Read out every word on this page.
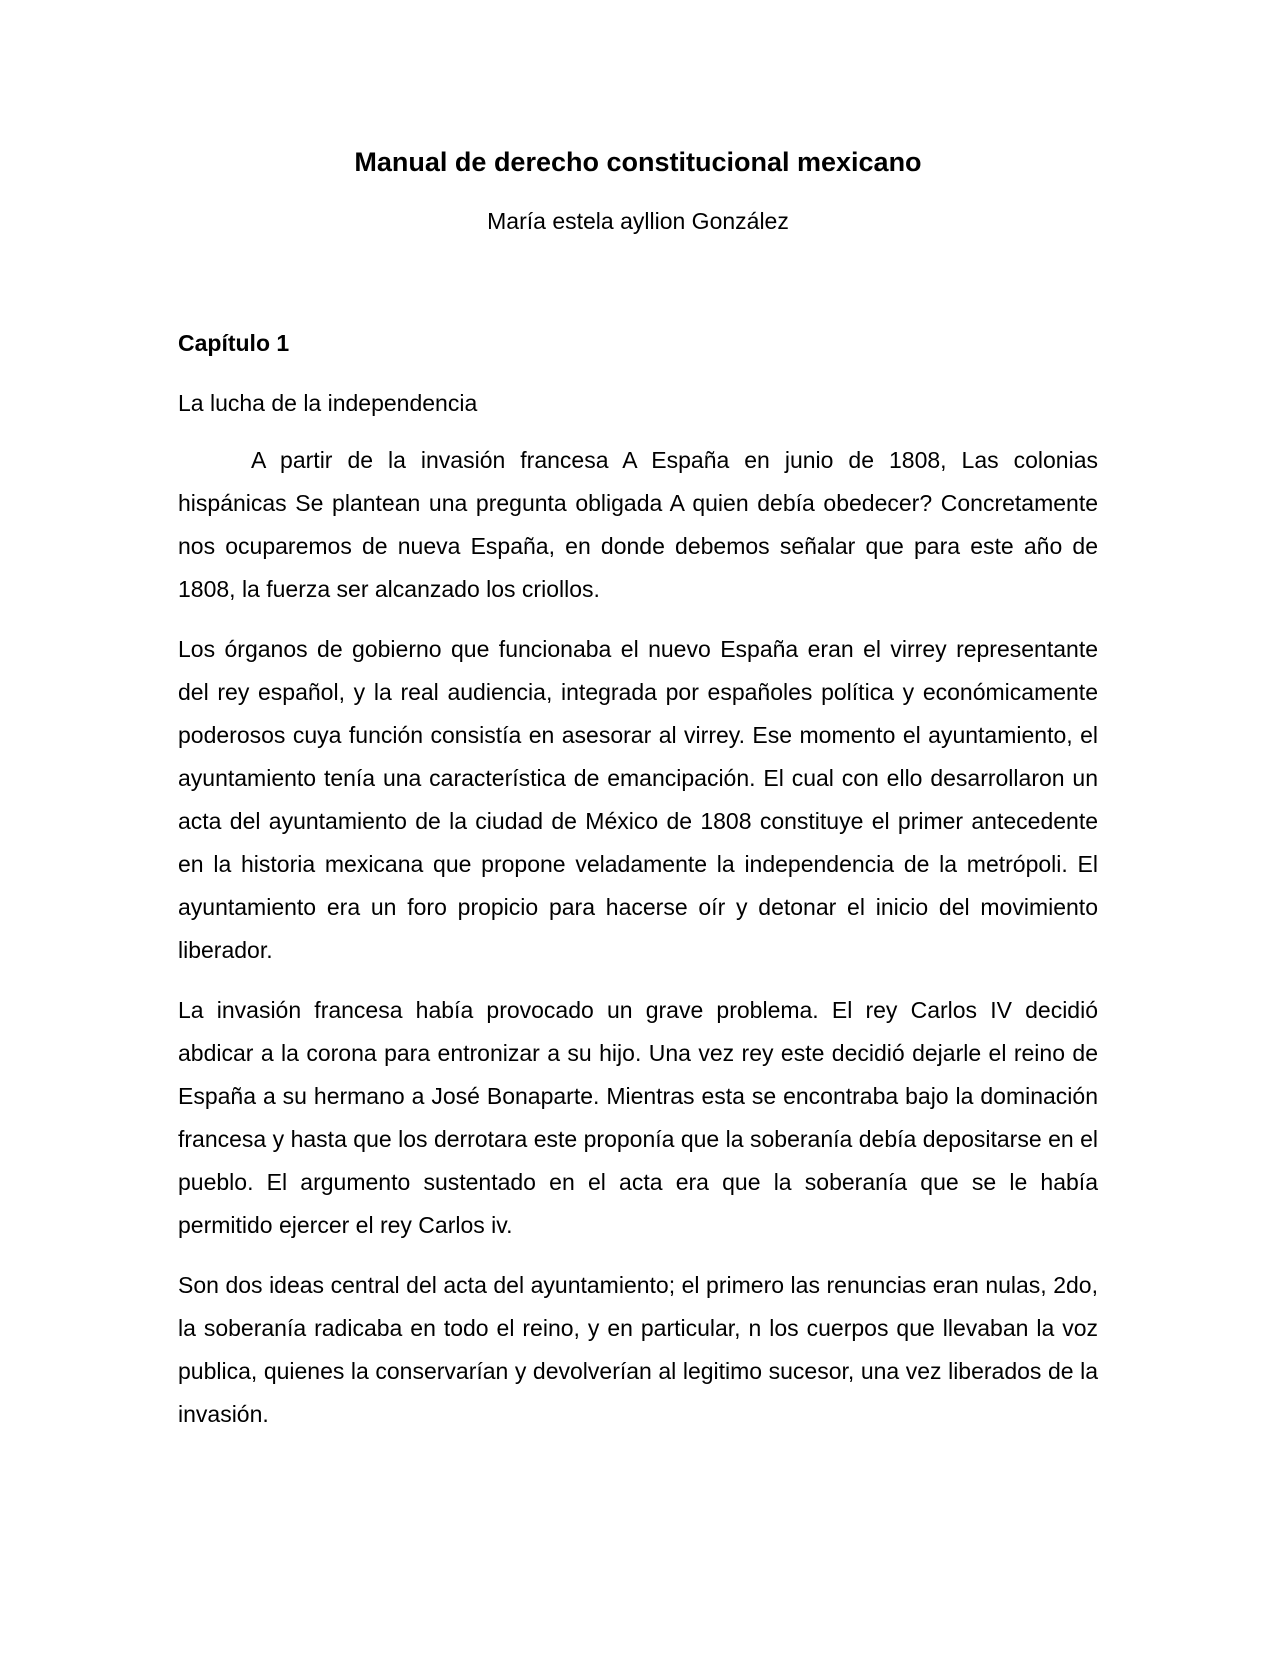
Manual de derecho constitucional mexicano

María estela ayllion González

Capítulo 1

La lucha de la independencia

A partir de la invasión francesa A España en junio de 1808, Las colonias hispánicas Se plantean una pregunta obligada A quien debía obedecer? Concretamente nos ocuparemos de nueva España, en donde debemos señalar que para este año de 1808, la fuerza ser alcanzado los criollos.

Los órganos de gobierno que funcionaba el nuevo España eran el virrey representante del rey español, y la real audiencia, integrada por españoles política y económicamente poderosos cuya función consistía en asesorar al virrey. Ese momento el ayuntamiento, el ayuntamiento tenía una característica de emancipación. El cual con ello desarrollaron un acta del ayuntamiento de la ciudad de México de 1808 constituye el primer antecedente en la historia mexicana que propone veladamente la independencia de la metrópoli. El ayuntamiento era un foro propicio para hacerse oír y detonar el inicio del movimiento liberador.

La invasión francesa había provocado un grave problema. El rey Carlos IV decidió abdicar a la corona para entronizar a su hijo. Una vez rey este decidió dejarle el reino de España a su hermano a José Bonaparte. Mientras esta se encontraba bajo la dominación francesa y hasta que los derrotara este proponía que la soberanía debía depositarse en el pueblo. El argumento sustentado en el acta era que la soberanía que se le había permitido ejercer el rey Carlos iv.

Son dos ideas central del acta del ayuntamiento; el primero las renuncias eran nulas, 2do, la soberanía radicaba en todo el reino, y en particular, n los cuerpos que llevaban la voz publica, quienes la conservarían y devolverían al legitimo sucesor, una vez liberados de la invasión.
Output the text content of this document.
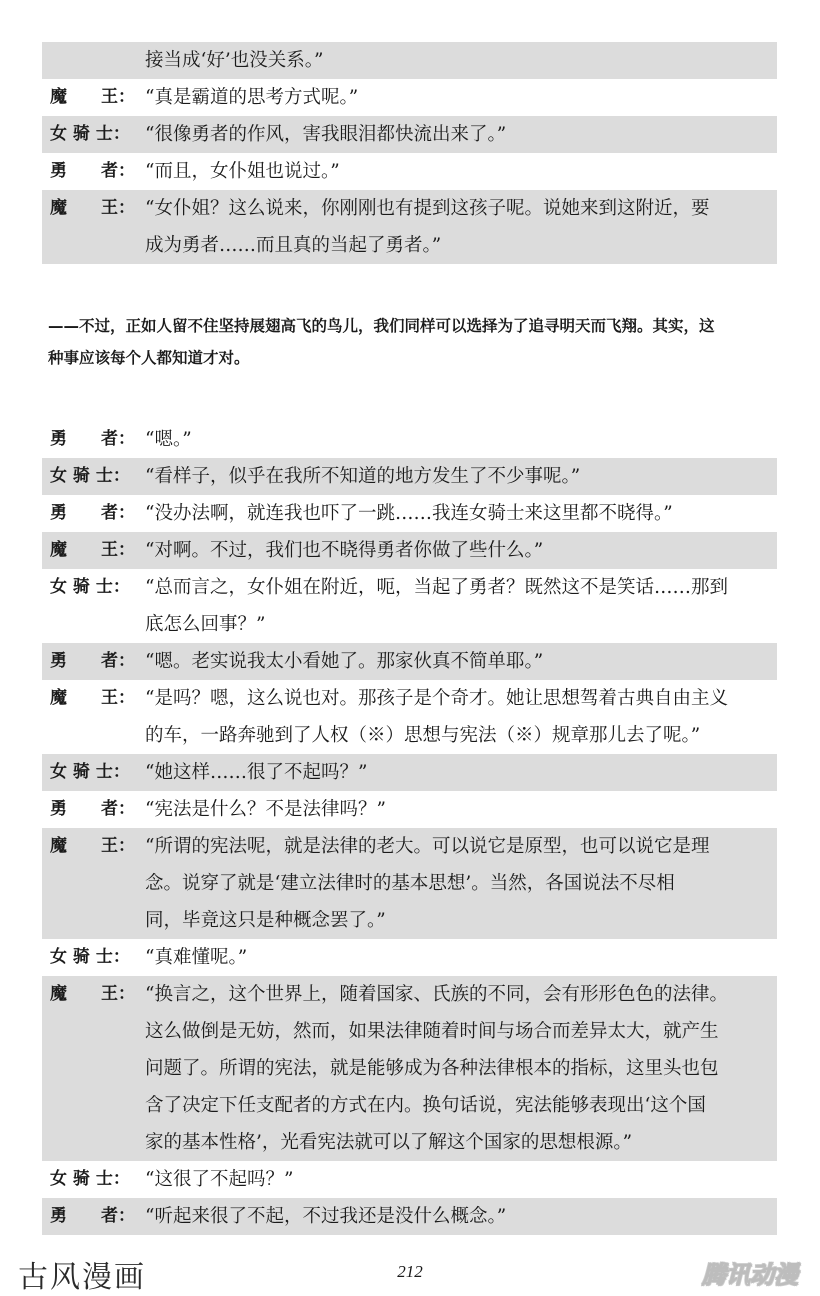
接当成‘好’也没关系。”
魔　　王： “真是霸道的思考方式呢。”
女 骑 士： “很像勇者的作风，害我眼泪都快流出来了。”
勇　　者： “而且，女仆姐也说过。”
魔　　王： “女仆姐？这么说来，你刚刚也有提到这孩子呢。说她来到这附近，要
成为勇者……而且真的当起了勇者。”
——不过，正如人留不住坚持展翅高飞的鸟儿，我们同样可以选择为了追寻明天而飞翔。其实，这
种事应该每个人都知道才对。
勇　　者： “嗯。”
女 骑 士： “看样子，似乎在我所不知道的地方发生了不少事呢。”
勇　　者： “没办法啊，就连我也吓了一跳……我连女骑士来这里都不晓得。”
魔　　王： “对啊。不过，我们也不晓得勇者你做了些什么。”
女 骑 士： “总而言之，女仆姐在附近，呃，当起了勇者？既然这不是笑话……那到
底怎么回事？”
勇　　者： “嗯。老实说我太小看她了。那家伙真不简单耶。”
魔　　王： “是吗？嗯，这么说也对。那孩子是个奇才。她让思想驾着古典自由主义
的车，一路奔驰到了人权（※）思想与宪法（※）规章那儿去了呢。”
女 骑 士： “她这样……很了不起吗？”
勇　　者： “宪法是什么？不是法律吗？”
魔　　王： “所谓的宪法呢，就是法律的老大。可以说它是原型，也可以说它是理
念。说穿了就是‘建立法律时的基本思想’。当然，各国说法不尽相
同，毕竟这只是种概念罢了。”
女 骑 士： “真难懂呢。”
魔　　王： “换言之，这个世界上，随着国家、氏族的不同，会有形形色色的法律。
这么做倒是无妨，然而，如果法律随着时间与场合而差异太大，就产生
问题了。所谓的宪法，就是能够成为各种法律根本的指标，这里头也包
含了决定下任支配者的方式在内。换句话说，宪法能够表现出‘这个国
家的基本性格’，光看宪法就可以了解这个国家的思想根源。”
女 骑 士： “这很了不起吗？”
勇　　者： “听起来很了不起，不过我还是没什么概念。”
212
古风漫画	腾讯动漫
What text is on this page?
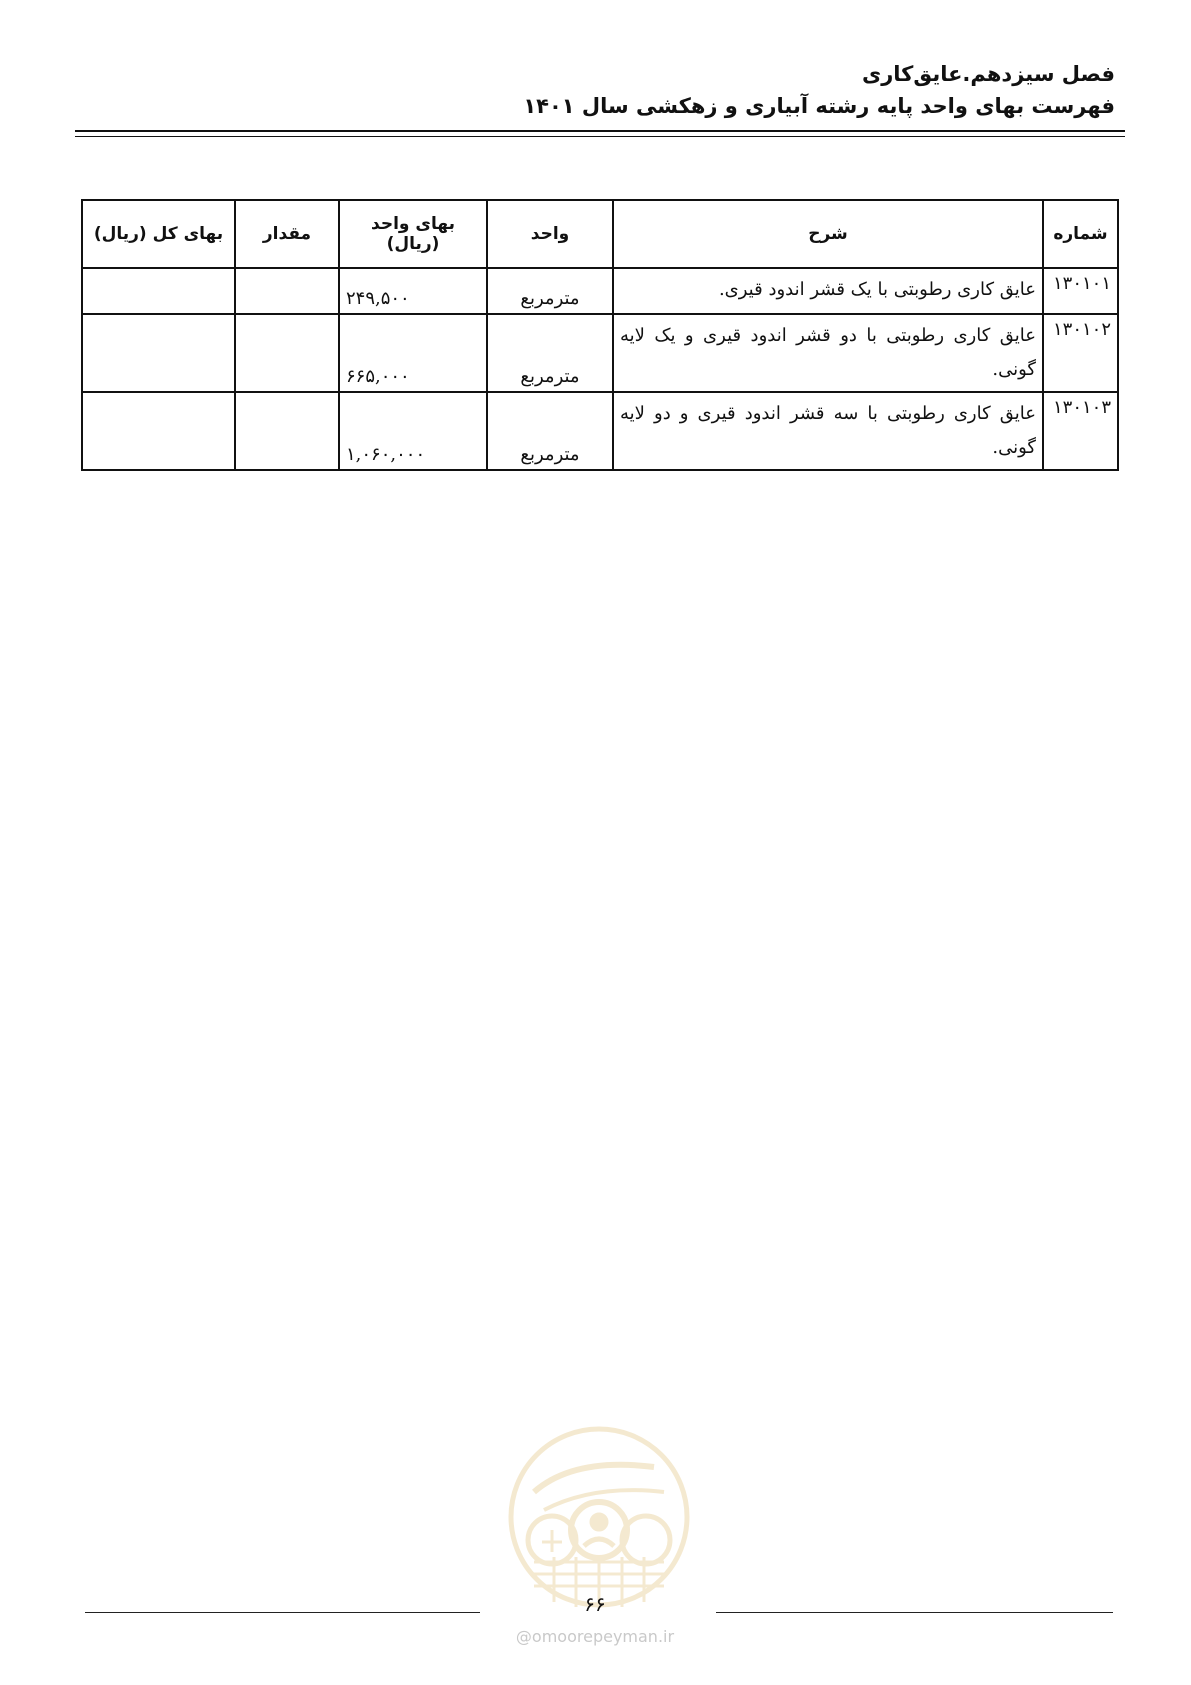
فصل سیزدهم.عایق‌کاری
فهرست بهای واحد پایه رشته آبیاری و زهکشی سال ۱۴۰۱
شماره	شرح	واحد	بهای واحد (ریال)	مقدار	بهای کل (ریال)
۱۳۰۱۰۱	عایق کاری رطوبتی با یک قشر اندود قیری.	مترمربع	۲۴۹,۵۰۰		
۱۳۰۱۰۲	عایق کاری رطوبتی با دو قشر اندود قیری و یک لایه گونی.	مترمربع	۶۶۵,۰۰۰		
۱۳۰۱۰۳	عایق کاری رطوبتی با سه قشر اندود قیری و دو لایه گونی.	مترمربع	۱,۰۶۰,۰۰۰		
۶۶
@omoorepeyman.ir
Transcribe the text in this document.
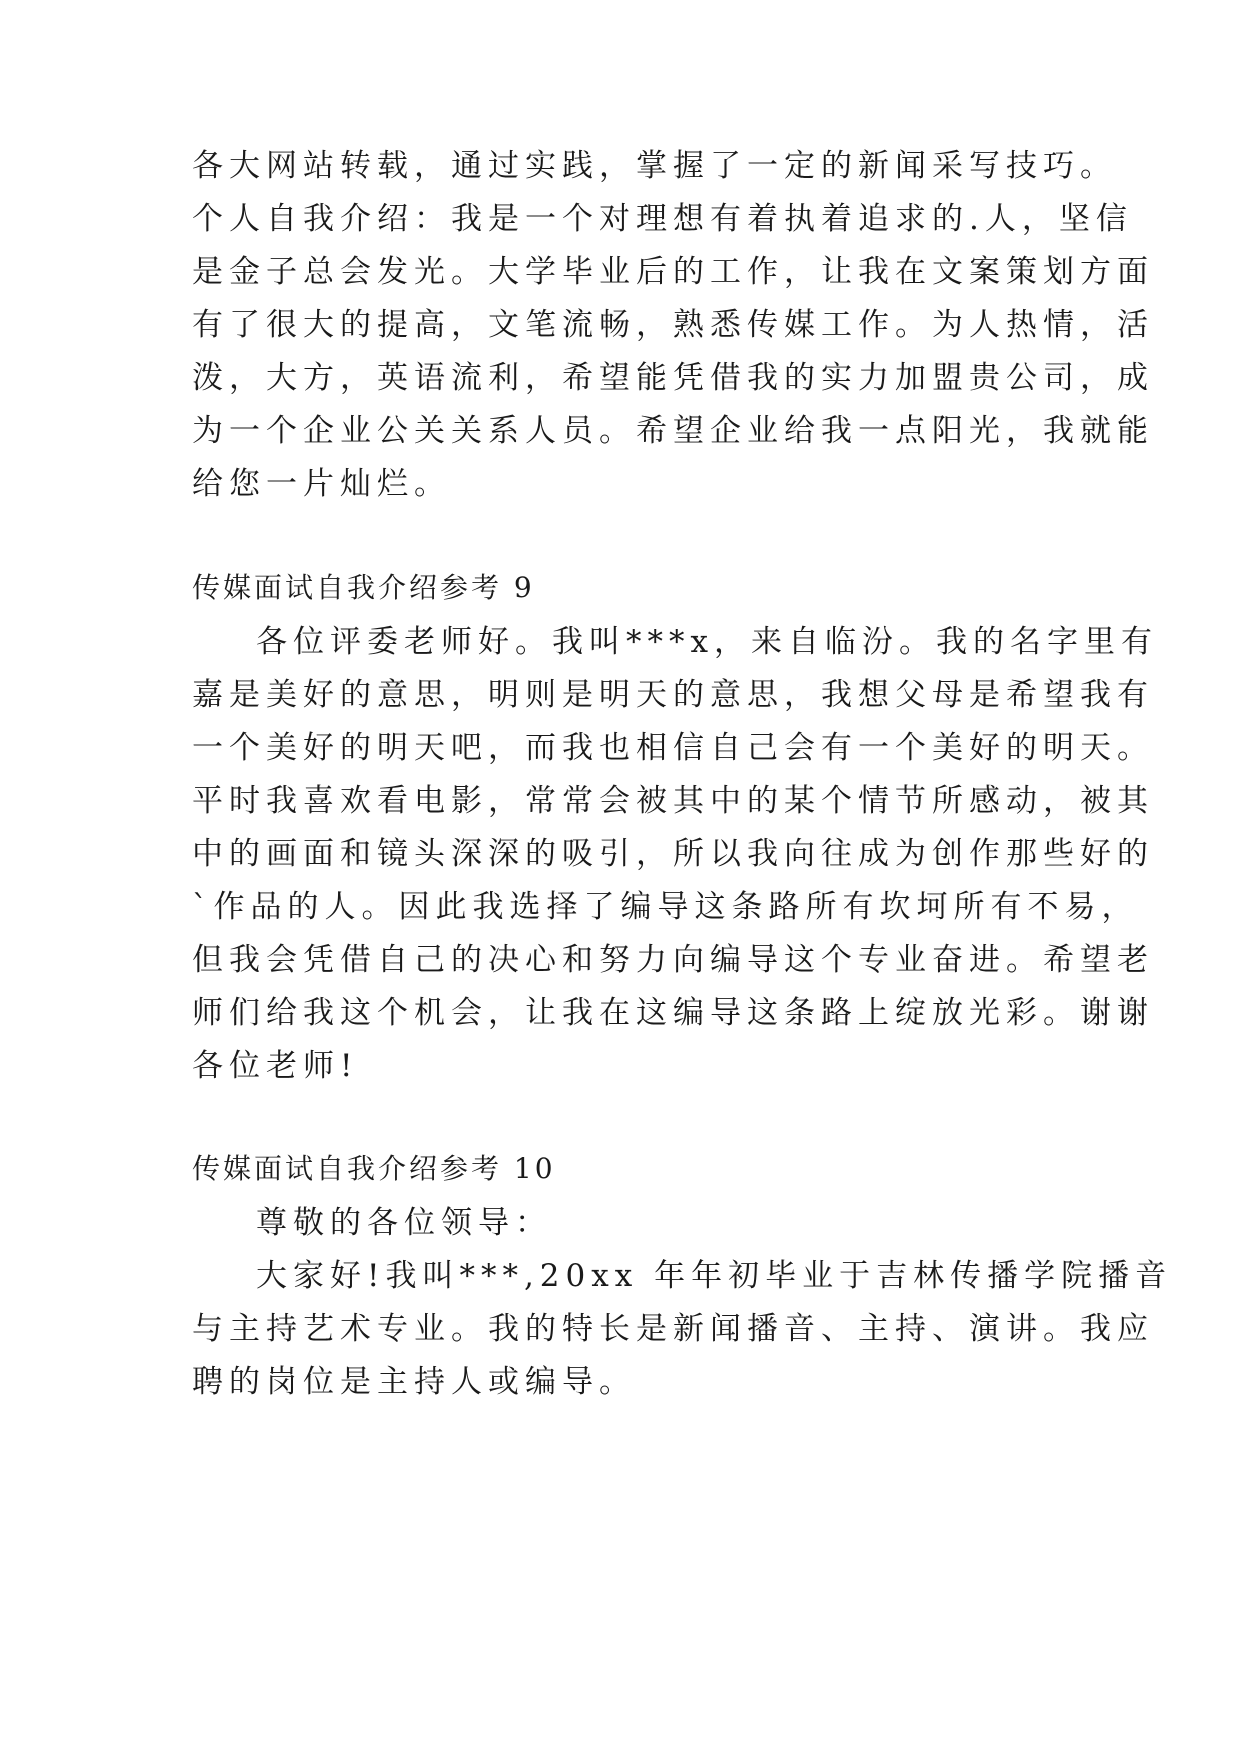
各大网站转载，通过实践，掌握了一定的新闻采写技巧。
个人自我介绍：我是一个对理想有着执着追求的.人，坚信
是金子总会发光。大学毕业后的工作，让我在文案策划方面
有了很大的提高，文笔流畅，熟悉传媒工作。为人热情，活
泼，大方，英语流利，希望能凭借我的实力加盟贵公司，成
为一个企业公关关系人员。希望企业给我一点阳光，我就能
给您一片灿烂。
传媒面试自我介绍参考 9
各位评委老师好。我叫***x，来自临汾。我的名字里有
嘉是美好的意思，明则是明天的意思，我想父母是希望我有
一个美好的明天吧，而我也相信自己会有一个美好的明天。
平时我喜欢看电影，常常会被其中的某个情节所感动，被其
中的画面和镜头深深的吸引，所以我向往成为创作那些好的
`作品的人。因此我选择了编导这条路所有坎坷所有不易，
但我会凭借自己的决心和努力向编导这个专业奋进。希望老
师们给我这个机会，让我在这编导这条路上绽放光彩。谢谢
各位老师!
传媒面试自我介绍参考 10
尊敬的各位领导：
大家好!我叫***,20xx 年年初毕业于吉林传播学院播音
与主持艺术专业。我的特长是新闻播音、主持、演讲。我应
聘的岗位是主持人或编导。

• **SET PROBLEM**: Exactly the lines from the one with "What text is on this page?" through the end of the records should be written out, and only those. Pictures do not belong in the copy.

• **EXERCISE OUTPUT**:
What text is on this page?
فصل سیزدهم.عایق‌کاری
فهرست بهای واحد پایه رشته آبیاری و زهکشی سال ۱۴۰۱
شماره	شرح	واحد	بهای واحد (ریال)	مقدار	بهای کل (ریال)
۱۳۰۱۰۱	عایق کاری رطوبتی با یک قشر اندود قیری.	مترمربع	۲۴۹,۵۰۰		
۱۳۰۱۰۲	عایق کاری رطوبتی با دو قشر اندود قیری و یک لایه گونی.	مترمربع	۶۶۵,۰۰۰		
۱۳۰۱۰۳	عایق کاری رطوبتی با سه قشر اندود قیری و دو لایه گونی.	مترمربع	۱,۰۶۰,۰۰۰		
۶۶
@omoorepeyman.ir
Transcribe the text in this document.
各大网站转载，通过实践，掌握了一定的新闻采写技巧。
个人自我介绍：我是一个对理想有着执着追求的.人，坚信
是金子总会发光。大学毕业后的工作，让我在文案策划方面
有了很大的提高，文笔流畅，熟悉传媒工作。为人热情，活
泼，大方，英语流利，希望能凭借我的实力加盟贵公司，成
为一个企业公关关系人员。希望企业给我一点阳光，我就能
给您一片灿烂。
传媒面试自我介绍参考 9
各位评委老师好。我叫***x，来自临汾。我的名字里有
嘉是美好的意思，明则是明天的意思，我想父母是希望我有
一个美好的明天吧，而我也相信自己会有一个美好的明天。
平时我喜欢看电影，常常会被其中的某个情节所感动，被其
中的画面和镜头深深的吸引，所以我向往成为创作那些好的
`作品的人。因此我选择了编导这条路所有坎坷所有不易，
但我会凭借自己的决心和努力向编导这个专业奋进。希望老
师们给我这个机会，让我在这编导这条路上绽放光彩。谢谢
各位老师!
传媒面试自我介绍参考 10
尊敬的各位领导：
大家好!我叫***,20xx 年年初毕业于吉林传播学院播音
与主持艺术专业。我的特长是新闻播音、主持、演讲。我应
聘的岗位是主持人或编导。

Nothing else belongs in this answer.